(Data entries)
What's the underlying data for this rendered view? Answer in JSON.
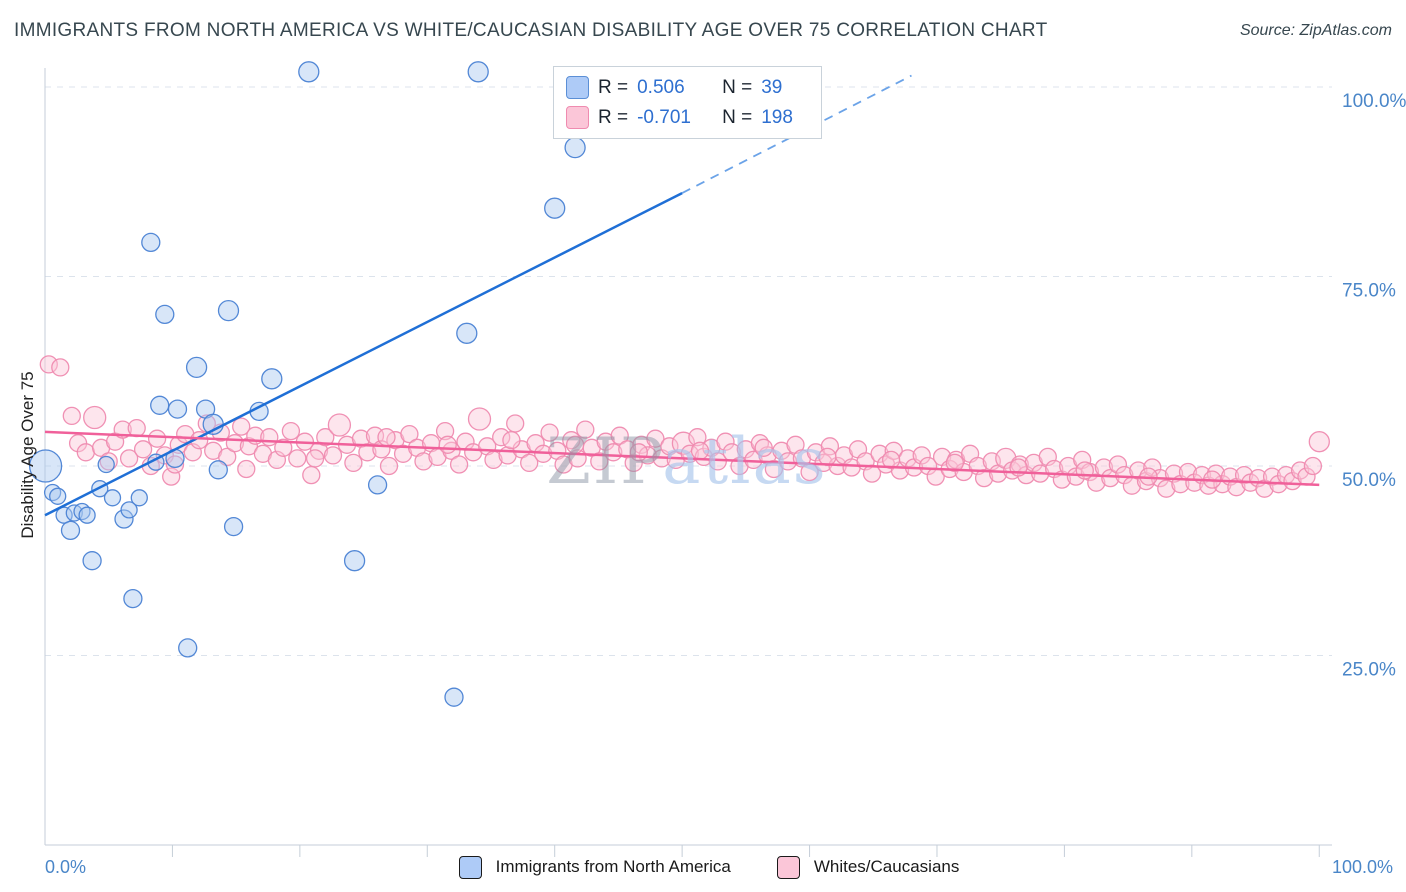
{
  "header": {
    "title": "IMMIGRANTS FROM NORTH AMERICA VS WHITE/CAUCASIAN DISABILITY AGE OVER 75 CORRELATION CHART",
    "source": "Source: ZipAtlas.com"
  },
  "watermark": {
    "part1": "ZIP",
    "part2": "atlas"
  },
  "legend_box": {
    "rows": [
      {
        "r_label": "R =",
        "r_value": "0.506",
        "n_label": "N =",
        "n_value": "39"
      },
      {
        "r_label": "R =",
        "r_value": "-0.701",
        "n_label": "N =",
        "n_value": "198"
      }
    ]
  },
  "bottom_legend": [
    {
      "label": "Immigrants from North America",
      "fill": "#aecbf7",
      "border": "#5b8fd6"
    },
    {
      "label": "Whites/Caucasians",
      "fill": "#fbc6d8",
      "border": "#ef8bb0"
    }
  ],
  "chart_data": {
    "type": "scatter",
    "title": "Immigrants from North America vs White/Caucasian Disability Age Over 75",
    "ylabel": "Disability Age Over 75",
    "xlim": [
      0,
      101
    ],
    "ylim": [
      0,
      102.5
    ],
    "x_ticks": [
      10,
      20,
      30,
      40,
      50,
      60,
      70,
      80,
      90,
      100
    ],
    "x_axis_labels": [
      "0.0%",
      "100.0%"
    ],
    "y_ticks": [
      100,
      75,
      50,
      25
    ],
    "y_tick_labels": [
      "100.0%",
      "75.0%",
      "50.0%",
      "25.0%"
    ],
    "grid": true,
    "legend_position": "bottom",
    "series": [
      {
        "name": "Whites/Caucasians",
        "fill": "#fbc6d8",
        "stroke": "#ef8bb0",
        "marker_radius": 8.5,
        "points": [
          [
            0.3,
            63.4
          ],
          [
            1.2,
            63.0
          ],
          [
            2.1,
            56.6
          ],
          [
            2.6,
            53.0
          ],
          [
            3.2,
            51.8
          ],
          [
            3.9,
            56.4,
            11
          ],
          [
            4.4,
            52.4
          ],
          [
            5.0,
            50.6
          ],
          [
            5.5,
            53.2
          ],
          [
            6.1,
            54.8
          ],
          [
            6.6,
            51.0
          ],
          [
            7.2,
            55.0
          ],
          [
            7.7,
            52.2
          ],
          [
            8.3,
            50.0
          ],
          [
            8.8,
            53.6
          ],
          [
            9.4,
            51.4
          ],
          [
            9.9,
            48.6
          ],
          [
            10.5,
            52.8
          ],
          [
            11.0,
            54.2
          ],
          [
            11.6,
            51.8
          ],
          [
            12.1,
            53.4
          ],
          [
            12.7,
            55.6
          ],
          [
            13.2,
            52.0
          ],
          [
            13.8,
            54.4
          ],
          [
            14.3,
            51.2
          ],
          [
            14.9,
            53.0
          ],
          [
            15.4,
            55.2
          ],
          [
            16.0,
            52.6
          ],
          [
            16.5,
            54.0
          ],
          [
            17.1,
            51.6
          ],
          [
            17.6,
            53.8
          ],
          [
            18.2,
            50.8
          ],
          [
            18.7,
            52.4
          ],
          [
            19.3,
            54.6
          ],
          [
            19.8,
            51.0
          ],
          [
            20.4,
            53.2
          ],
          [
            20.9,
            48.8
          ],
          [
            21.5,
            52.0
          ],
          [
            22.0,
            53.8
          ],
          [
            22.6,
            51.4
          ],
          [
            23.1,
            55.4,
            11
          ],
          [
            23.7,
            52.8
          ],
          [
            24.2,
            50.4
          ],
          [
            24.8,
            53.6
          ],
          [
            25.3,
            51.8
          ],
          [
            25.9,
            54.0
          ],
          [
            26.4,
            52.2
          ],
          [
            27.0,
            50.0
          ],
          [
            27.5,
            53.4
          ],
          [
            28.1,
            51.6
          ],
          [
            28.6,
            54.2
          ],
          [
            29.2,
            52.4
          ],
          [
            29.7,
            50.6
          ],
          [
            30.3,
            53.0
          ],
          [
            30.8,
            51.2
          ],
          [
            31.4,
            54.6
          ],
          [
            31.9,
            52.0
          ],
          [
            32.5,
            50.2
          ],
          [
            33.0,
            53.2
          ],
          [
            33.6,
            51.8
          ],
          [
            34.1,
            56.2,
            11
          ],
          [
            34.7,
            52.6
          ],
          [
            35.2,
            50.8
          ],
          [
            35.8,
            53.8
          ],
          [
            36.3,
            51.4
          ],
          [
            36.9,
            55.6
          ],
          [
            37.4,
            52.2
          ],
          [
            38.0,
            50.4
          ],
          [
            38.5,
            53.0
          ],
          [
            39.1,
            51.6
          ],
          [
            39.6,
            54.4
          ],
          [
            40.2,
            52.0
          ],
          [
            40.7,
            50.2
          ],
          [
            41.3,
            53.4
          ],
          [
            41.8,
            51.0
          ],
          [
            42.4,
            54.8
          ],
          [
            42.9,
            52.4
          ],
          [
            43.5,
            50.6
          ],
          [
            44.0,
            53.2
          ],
          [
            44.6,
            51.8
          ],
          [
            45.1,
            54.0
          ],
          [
            45.7,
            52.2
          ],
          [
            46.2,
            50.4
          ],
          [
            46.8,
            52.8
          ],
          [
            47.3,
            51.4
          ],
          [
            47.9,
            53.6
          ],
          [
            48.4,
            51.0
          ],
          [
            49.0,
            52.6
          ],
          [
            49.5,
            50.8
          ],
          [
            50.1,
            53.0,
            11
          ],
          [
            50.6,
            51.6
          ],
          [
            51.2,
            53.8
          ],
          [
            51.7,
            51.2
          ],
          [
            52.3,
            52.4
          ],
          [
            52.8,
            50.6
          ],
          [
            53.4,
            53.2
          ],
          [
            53.9,
            51.8
          ],
          [
            54.5,
            50.0
          ],
          [
            55.0,
            52.2
          ],
          [
            55.6,
            50.8
          ],
          [
            56.1,
            53.0
          ],
          [
            56.7,
            51.4
          ],
          [
            57.2,
            49.6
          ],
          [
            57.8,
            52.0
          ],
          [
            58.3,
            50.6
          ],
          [
            58.9,
            52.8
          ],
          [
            59.4,
            51.0
          ],
          [
            60.0,
            49.2
          ],
          [
            60.5,
            51.8
          ],
          [
            61.1,
            50.4
          ],
          [
            61.6,
            52.6
          ],
          [
            62.2,
            50.0
          ],
          [
            62.7,
            51.4
          ],
          [
            63.3,
            49.8
          ],
          [
            63.8,
            52.2
          ],
          [
            64.4,
            50.6
          ],
          [
            64.9,
            49.0
          ],
          [
            65.5,
            51.6
          ],
          [
            66.0,
            50.2
          ],
          [
            66.6,
            52.0
          ],
          [
            67.1,
            49.4
          ],
          [
            67.7,
            51.0
          ],
          [
            68.2,
            49.8
          ],
          [
            68.8,
            51.4
          ],
          [
            69.3,
            50.0
          ],
          [
            69.9,
            48.6
          ],
          [
            70.4,
            51.2
          ],
          [
            71.0,
            49.6
          ],
          [
            71.5,
            50.8
          ],
          [
            72.1,
            49.2
          ],
          [
            72.6,
            51.6
          ],
          [
            73.2,
            50.0
          ],
          [
            73.7,
            48.4
          ],
          [
            74.3,
            50.6
          ],
          [
            74.8,
            49.0
          ],
          [
            75.4,
            51.0,
            10
          ],
          [
            75.9,
            49.4
          ],
          [
            76.5,
            50.2
          ],
          [
            77.0,
            48.8
          ],
          [
            77.6,
            50.4
          ],
          [
            78.1,
            49.0
          ],
          [
            78.7,
            51.2
          ],
          [
            79.2,
            49.6
          ],
          [
            79.8,
            48.2
          ],
          [
            80.3,
            50.0
          ],
          [
            80.9,
            48.6
          ],
          [
            81.4,
            50.8
          ],
          [
            82.0,
            49.2
          ],
          [
            82.5,
            47.8
          ],
          [
            83.1,
            49.8
          ],
          [
            83.6,
            48.4
          ],
          [
            84.2,
            50.2
          ],
          [
            84.7,
            48.8
          ],
          [
            85.3,
            47.4
          ],
          [
            85.8,
            49.4
          ],
          [
            86.4,
            48.0
          ],
          [
            86.9,
            49.8
          ],
          [
            87.5,
            48.4
          ],
          [
            88.0,
            47.0
          ],
          [
            88.6,
            49.0
          ],
          [
            89.1,
            47.6
          ],
          [
            89.7,
            49.2
          ],
          [
            90.2,
            47.8
          ],
          [
            90.8,
            48.8
          ],
          [
            91.3,
            47.4
          ],
          [
            91.9,
            49.0
          ],
          [
            92.4,
            47.6
          ],
          [
            93.0,
            48.6
          ],
          [
            93.5,
            47.2
          ],
          [
            94.1,
            48.8
          ],
          [
            94.6,
            47.8
          ],
          [
            95.2,
            48.4
          ],
          [
            95.7,
            47.0
          ],
          [
            96.3,
            48.6
          ],
          [
            96.8,
            47.6
          ],
          [
            97.4,
            48.8
          ],
          [
            97.9,
            48.0
          ],
          [
            98.5,
            49.4
          ],
          [
            99.0,
            48.6
          ],
          [
            99.5,
            50.0
          ],
          [
            100.0,
            53.2,
            10
          ],
          [
            10.2,
            50.2
          ],
          [
            15.8,
            49.6
          ],
          [
            21.2,
            51.0
          ],
          [
            26.8,
            53.8
          ],
          [
            31.6,
            52.8
          ],
          [
            36.6,
            53.4
          ],
          [
            41.6,
            52.8
          ],
          [
            46.6,
            51.8
          ],
          [
            51.4,
            52.0
          ],
          [
            56.4,
            52.4
          ],
          [
            61.4,
            51.2
          ],
          [
            66.4,
            50.8
          ],
          [
            71.4,
            50.4
          ],
          [
            76.4,
            49.8
          ],
          [
            81.6,
            49.4
          ],
          [
            86.6,
            48.6
          ],
          [
            91.6,
            48.2
          ]
        ]
      },
      {
        "name": "Immigrants from North America",
        "fill": "#a8c7f0",
        "stroke": "#4a82d4",
        "marker_radius": 9,
        "points": [
          [
            0.05,
            50.0,
            16
          ],
          [
            0.6,
            46.5,
            8
          ],
          [
            1.0,
            46.0,
            8
          ],
          [
            1.5,
            43.5,
            8
          ],
          [
            2.0,
            41.5,
            9
          ],
          [
            2.3,
            43.8,
            8
          ],
          [
            2.9,
            44.0,
            8
          ],
          [
            3.3,
            43.5,
            8
          ],
          [
            3.7,
            37.5,
            9
          ],
          [
            4.3,
            47.0,
            8
          ],
          [
            4.8,
            50.2,
            8
          ],
          [
            5.3,
            45.8,
            8
          ],
          [
            6.2,
            43.0,
            9
          ],
          [
            6.6,
            44.2,
            8
          ],
          [
            6.9,
            32.5,
            9
          ],
          [
            7.4,
            45.8,
            8
          ],
          [
            8.3,
            79.5,
            9
          ],
          [
            8.7,
            50.5,
            8
          ],
          [
            9.0,
            58.0,
            9
          ],
          [
            9.4,
            70.0,
            9
          ],
          [
            10.2,
            51.0,
            9
          ],
          [
            10.4,
            57.5,
            9
          ],
          [
            11.2,
            26.0,
            9
          ],
          [
            11.9,
            63.0,
            10
          ],
          [
            12.6,
            57.5,
            9
          ],
          [
            13.2,
            55.5,
            10
          ],
          [
            13.6,
            49.5,
            9
          ],
          [
            14.4,
            70.5,
            10
          ],
          [
            14.8,
            42.0,
            9
          ],
          [
            16.8,
            57.2,
            9
          ],
          [
            17.8,
            61.5,
            10
          ],
          [
            20.7,
            102.0,
            10
          ],
          [
            24.3,
            37.5,
            10
          ],
          [
            26.1,
            47.5,
            9
          ],
          [
            32.1,
            19.5,
            9
          ],
          [
            33.1,
            67.5,
            10
          ],
          [
            34.0,
            102.0,
            10
          ],
          [
            40.0,
            84.0,
            10
          ],
          [
            41.6,
            92.0,
            10
          ]
        ]
      }
    ],
    "trend_lines": [
      {
        "name": "immigrants-trend",
        "r": 0.506,
        "n": 39,
        "color": "#1f6fd6",
        "solid": [
          [
            0,
            43.5
          ],
          [
            50,
            86
          ]
        ],
        "dashed": [
          [
            50,
            86
          ],
          [
            68,
            101.5
          ]
        ],
        "dashed_color": "#6ba3e8"
      },
      {
        "name": "whites-trend",
        "r": -0.701,
        "n": 198,
        "color": "#f0609a",
        "solid": [
          [
            0,
            54.5
          ],
          [
            100,
            47.5
          ]
        ]
      }
    ],
    "correlations": [
      {
        "series": "Immigrants from North America",
        "R": 0.506,
        "N": 39
      },
      {
        "series": "Whites/Caucasians",
        "R": -0.701,
        "N": 198
      }
    ]
  }
}
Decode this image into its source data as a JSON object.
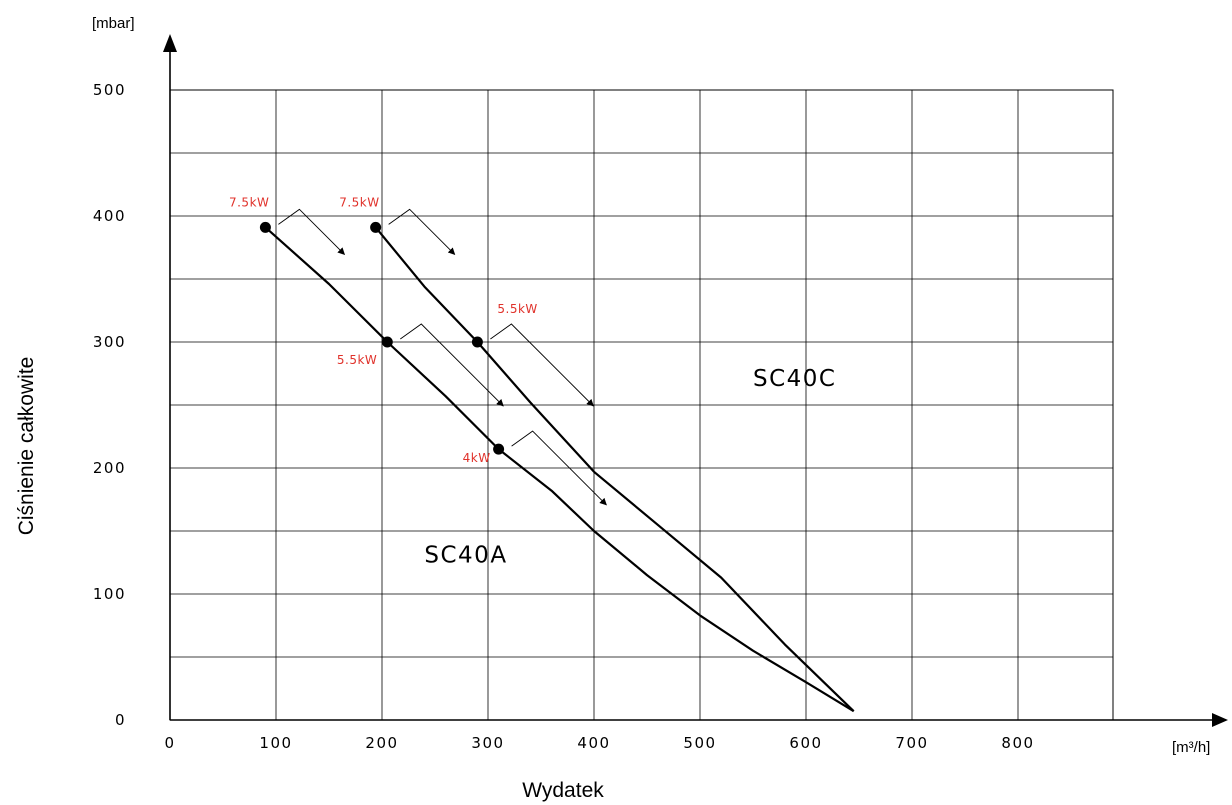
{
  "chart_data": {
    "type": "line",
    "xlabel": "Wydatek",
    "ylabel": "Ciśnienie całkowite",
    "x_unit": "[m³/h]",
    "y_unit": "[mbar]",
    "xlim": [
      0,
      900
    ],
    "ylim": [
      0,
      500
    ],
    "x_ticks": [
      "0",
      "100",
      "200",
      "300",
      "400",
      "500",
      "600",
      "700",
      "800"
    ],
    "y_ticks": [
      "0",
      "100",
      "200",
      "300",
      "400",
      "500"
    ],
    "grid": true,
    "series": [
      {
        "name": "SC40A",
        "color": "#000000",
        "points": [
          [
            90,
            391
          ],
          [
            150,
            346
          ],
          [
            205,
            300
          ],
          [
            260,
            257
          ],
          [
            310,
            215
          ],
          [
            360,
            182
          ],
          [
            400,
            150
          ],
          [
            450,
            115
          ],
          [
            500,
            83
          ],
          [
            550,
            55
          ],
          [
            600,
            30
          ],
          [
            645,
            7
          ]
        ],
        "markers": [
          {
            "x": 90,
            "y": 391,
            "power": "7.5kW"
          },
          {
            "x": 205,
            "y": 300,
            "power": "5.5kW"
          },
          {
            "x": 310,
            "y": 215,
            "power": "4kW"
          }
        ]
      },
      {
        "name": "SC40C",
        "color": "#000000",
        "points": [
          [
            194,
            391
          ],
          [
            240,
            344
          ],
          [
            290,
            300
          ],
          [
            340,
            252
          ],
          [
            400,
            197
          ],
          [
            460,
            155
          ],
          [
            520,
            113
          ],
          [
            580,
            60
          ],
          [
            645,
            7
          ]
        ],
        "markers": [
          {
            "x": 194,
            "y": 391,
            "power": "7.5kW"
          },
          {
            "x": 290,
            "y": 300,
            "power": "5.5kW"
          }
        ]
      }
    ],
    "series_label_positions": {
      "SC40A": [
        240,
        125
      ],
      "SC40C": [
        550,
        265
      ]
    },
    "accent_color": "#e0322b"
  }
}
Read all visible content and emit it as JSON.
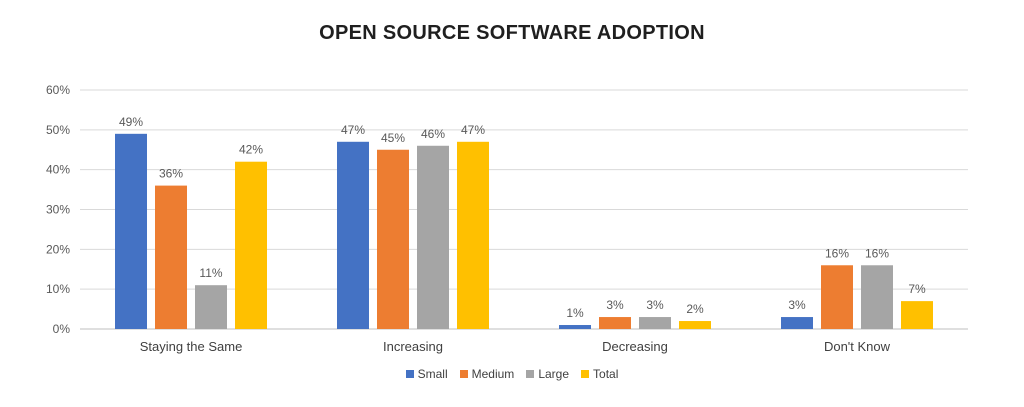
{
  "chart_data": {
    "type": "bar",
    "title": "OPEN SOURCE SOFTWARE ADOPTION",
    "categories": [
      "Staying the Same",
      "Increasing",
      "Decreasing",
      "Don't Know"
    ],
    "series": [
      {
        "name": "Small",
        "color": "#4472C4",
        "values": [
          49,
          47,
          1,
          3
        ],
        "labels": [
          "49%",
          "47%",
          "1%",
          "3%"
        ]
      },
      {
        "name": "Medium",
        "color": "#ED7D31",
        "values": [
          36,
          45,
          3,
          16
        ],
        "labels": [
          "36%",
          "45%",
          "3%",
          "16%"
        ]
      },
      {
        "name": "Large",
        "color": "#A5A5A5",
        "values": [
          11,
          46,
          3,
          16
        ],
        "labels": [
          "11%",
          "46%",
          "3%",
          "16%"
        ]
      },
      {
        "name": "Total",
        "color": "#FFC000",
        "values": [
          42,
          47,
          2,
          7
        ],
        "labels": [
          "42%",
          "47%",
          "2%",
          "7%"
        ]
      }
    ],
    "yticks": [
      "0%",
      "10%",
      "20%",
      "30%",
      "40%",
      "50%",
      "60%"
    ],
    "ylim": [
      0,
      60
    ],
    "grid": true,
    "legend_position": "bottom"
  }
}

» PROMPT
Pictures aside, set down the lines from the one containing "Read all visible content and emit it as JSON." through the end of the records above, exactly and only those.

» ANSWER TO THE EXERCISE
Read all visible content and emit it as JSON.
{
  "chart_data": {
    "type": "bar",
    "title": "OPEN SOURCE SOFTWARE ADOPTION",
    "categories": [
      "Staying the Same",
      "Increasing",
      "Decreasing",
      "Don't Know"
    ],
    "series": [
      {
        "name": "Small",
        "color": "#4472C4",
        "values": [
          49,
          47,
          1,
          3
        ],
        "labels": [
          "49%",
          "47%",
          "1%",
          "3%"
        ]
      },
      {
        "name": "Medium",
        "color": "#ED7D31",
        "values": [
          36,
          45,
          3,
          16
        ],
        "labels": [
          "36%",
          "45%",
          "3%",
          "16%"
        ]
      },
      {
        "name": "Large",
        "color": "#A5A5A5",
        "values": [
          11,
          46,
          3,
          16
        ],
        "labels": [
          "11%",
          "46%",
          "3%",
          "16%"
        ]
      },
      {
        "name": "Total",
        "color": "#FFC000",
        "values": [
          42,
          47,
          2,
          7
        ],
        "labels": [
          "42%",
          "47%",
          "2%",
          "7%"
        ]
      }
    ],
    "yticks": [
      "0%",
      "10%",
      "20%",
      "30%",
      "40%",
      "50%",
      "60%"
    ],
    "ylim": [
      0,
      60
    ],
    "grid": true,
    "legend_position": "bottom"
  }
}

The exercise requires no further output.